▶ REQUIREMENTS
Check each line below for the word "from", and copy those that have it.

--

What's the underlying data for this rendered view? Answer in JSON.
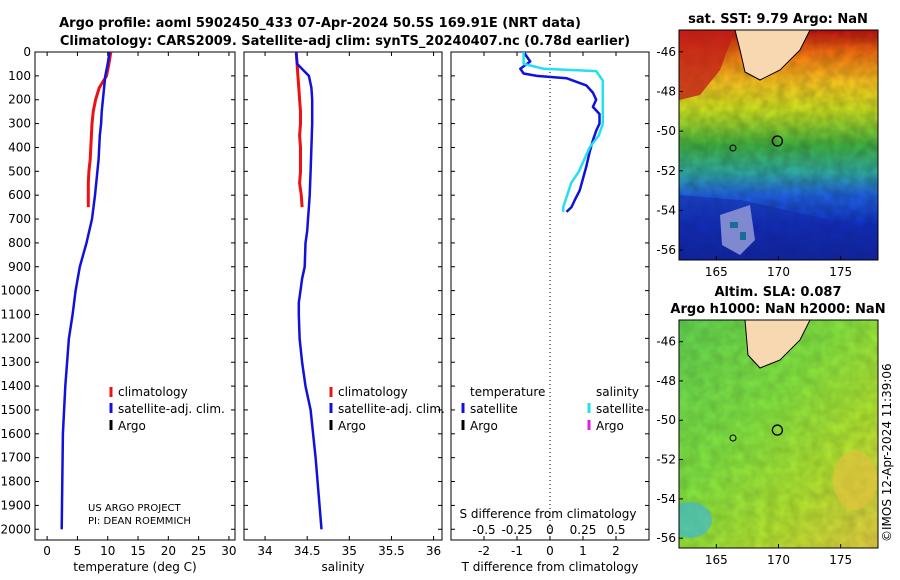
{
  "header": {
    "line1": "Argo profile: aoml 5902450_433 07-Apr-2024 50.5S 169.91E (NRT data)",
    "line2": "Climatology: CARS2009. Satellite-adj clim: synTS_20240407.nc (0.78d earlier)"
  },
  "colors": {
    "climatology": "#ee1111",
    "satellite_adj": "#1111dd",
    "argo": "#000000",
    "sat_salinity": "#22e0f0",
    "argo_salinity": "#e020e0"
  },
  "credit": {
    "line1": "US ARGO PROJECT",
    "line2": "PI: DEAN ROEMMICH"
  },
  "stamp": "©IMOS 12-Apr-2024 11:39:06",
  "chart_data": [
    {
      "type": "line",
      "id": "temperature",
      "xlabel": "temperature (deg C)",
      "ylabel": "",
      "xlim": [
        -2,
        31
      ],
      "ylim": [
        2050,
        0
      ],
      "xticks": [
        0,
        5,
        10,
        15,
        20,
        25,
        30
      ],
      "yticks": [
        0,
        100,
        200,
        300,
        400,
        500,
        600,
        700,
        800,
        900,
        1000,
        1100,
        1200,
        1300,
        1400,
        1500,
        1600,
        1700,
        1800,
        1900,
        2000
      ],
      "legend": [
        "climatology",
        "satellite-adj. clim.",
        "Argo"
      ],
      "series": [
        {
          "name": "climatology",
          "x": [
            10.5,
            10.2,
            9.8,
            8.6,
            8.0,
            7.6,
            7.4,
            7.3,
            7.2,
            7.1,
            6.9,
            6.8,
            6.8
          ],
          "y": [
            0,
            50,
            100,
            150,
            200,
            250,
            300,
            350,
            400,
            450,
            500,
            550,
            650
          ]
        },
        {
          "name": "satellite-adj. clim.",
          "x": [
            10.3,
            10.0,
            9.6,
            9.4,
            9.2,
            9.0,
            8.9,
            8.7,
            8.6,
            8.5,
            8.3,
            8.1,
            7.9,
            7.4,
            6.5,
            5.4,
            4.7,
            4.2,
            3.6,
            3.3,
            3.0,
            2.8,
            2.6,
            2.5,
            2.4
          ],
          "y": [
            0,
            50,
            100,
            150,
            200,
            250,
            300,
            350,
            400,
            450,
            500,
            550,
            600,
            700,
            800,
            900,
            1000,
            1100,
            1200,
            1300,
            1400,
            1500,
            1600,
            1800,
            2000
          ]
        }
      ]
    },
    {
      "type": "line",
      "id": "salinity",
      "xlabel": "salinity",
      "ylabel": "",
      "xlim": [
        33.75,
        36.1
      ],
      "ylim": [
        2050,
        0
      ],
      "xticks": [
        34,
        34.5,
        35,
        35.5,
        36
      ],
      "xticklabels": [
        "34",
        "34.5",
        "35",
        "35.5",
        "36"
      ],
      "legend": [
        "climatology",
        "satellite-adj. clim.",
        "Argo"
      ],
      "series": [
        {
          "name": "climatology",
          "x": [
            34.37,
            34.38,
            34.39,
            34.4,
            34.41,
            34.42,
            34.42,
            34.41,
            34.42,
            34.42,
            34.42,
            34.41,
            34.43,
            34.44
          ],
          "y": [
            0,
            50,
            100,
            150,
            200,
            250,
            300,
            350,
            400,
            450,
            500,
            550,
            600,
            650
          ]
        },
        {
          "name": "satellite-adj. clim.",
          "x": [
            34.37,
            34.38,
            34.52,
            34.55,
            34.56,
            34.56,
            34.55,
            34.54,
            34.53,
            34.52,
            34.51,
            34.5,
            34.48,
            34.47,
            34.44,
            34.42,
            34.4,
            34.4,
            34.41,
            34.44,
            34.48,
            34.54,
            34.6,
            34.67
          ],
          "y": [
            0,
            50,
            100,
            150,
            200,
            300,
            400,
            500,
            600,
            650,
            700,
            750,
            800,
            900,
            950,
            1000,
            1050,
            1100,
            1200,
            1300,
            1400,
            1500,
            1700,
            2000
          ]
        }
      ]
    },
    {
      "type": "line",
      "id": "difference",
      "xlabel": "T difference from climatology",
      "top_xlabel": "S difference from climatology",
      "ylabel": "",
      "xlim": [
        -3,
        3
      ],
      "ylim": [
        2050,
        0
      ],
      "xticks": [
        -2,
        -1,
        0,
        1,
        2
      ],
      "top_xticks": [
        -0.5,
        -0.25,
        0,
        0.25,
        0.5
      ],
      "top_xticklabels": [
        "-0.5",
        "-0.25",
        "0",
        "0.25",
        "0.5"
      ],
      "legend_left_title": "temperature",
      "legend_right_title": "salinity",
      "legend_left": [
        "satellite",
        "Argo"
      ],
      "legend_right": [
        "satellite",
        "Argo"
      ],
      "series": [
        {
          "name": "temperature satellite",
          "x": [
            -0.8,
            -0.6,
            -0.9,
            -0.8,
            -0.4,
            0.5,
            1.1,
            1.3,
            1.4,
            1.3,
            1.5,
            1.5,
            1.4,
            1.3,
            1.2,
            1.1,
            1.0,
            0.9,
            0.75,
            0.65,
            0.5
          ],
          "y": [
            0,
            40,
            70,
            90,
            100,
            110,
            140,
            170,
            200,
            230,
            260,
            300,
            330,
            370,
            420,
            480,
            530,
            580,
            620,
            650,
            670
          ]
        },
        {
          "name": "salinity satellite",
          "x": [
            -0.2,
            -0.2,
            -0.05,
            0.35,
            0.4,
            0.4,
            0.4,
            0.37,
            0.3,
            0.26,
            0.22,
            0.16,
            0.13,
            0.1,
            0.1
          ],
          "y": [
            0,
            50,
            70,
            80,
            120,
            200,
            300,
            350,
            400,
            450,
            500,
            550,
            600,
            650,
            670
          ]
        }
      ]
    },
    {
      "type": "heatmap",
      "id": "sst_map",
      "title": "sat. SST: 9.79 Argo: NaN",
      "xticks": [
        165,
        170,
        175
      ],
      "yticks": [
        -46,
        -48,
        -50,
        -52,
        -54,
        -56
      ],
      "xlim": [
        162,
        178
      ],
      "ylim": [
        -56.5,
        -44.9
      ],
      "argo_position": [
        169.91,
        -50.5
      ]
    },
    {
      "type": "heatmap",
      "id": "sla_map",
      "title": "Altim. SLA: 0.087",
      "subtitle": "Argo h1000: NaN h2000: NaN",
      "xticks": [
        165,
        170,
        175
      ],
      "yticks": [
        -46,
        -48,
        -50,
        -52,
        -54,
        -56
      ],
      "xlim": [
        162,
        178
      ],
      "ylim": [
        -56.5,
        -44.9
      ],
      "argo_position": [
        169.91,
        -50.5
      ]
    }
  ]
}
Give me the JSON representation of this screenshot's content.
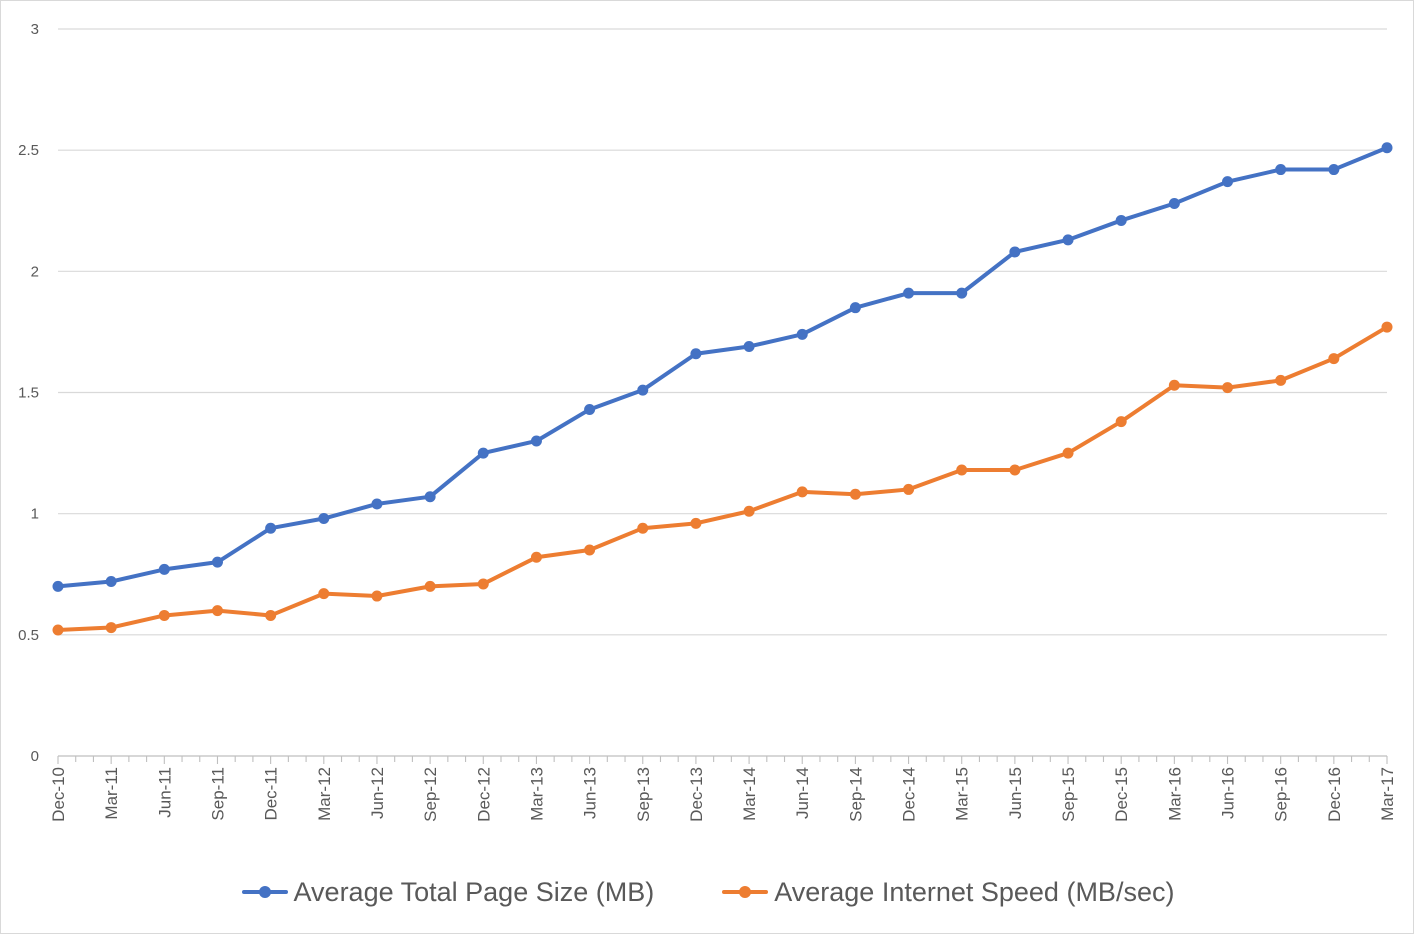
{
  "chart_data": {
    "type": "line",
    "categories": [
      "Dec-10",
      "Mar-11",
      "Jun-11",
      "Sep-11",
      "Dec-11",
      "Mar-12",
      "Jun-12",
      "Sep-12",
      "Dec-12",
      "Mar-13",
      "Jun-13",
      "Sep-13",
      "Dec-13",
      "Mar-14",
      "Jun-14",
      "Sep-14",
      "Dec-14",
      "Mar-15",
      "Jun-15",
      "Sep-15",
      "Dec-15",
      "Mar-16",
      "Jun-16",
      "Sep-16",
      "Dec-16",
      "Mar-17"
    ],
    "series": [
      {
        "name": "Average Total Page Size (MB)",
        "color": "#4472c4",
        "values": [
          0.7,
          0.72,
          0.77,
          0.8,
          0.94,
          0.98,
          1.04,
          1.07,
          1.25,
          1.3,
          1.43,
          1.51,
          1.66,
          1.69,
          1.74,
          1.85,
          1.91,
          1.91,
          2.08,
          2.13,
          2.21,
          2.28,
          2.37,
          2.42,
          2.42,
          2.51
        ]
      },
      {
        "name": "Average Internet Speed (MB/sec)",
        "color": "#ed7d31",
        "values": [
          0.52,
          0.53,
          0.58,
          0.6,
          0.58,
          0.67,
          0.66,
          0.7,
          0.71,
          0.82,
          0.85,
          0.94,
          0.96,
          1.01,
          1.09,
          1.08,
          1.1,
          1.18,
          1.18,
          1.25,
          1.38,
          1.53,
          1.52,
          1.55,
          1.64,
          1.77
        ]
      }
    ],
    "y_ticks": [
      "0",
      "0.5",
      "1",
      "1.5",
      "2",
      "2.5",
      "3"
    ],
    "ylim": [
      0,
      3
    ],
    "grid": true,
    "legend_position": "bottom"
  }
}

--

▶ ANSWER TO THE TASK
      "xlabel": "T difference from climatology",
      "top_xlabel": "S difference from climatology",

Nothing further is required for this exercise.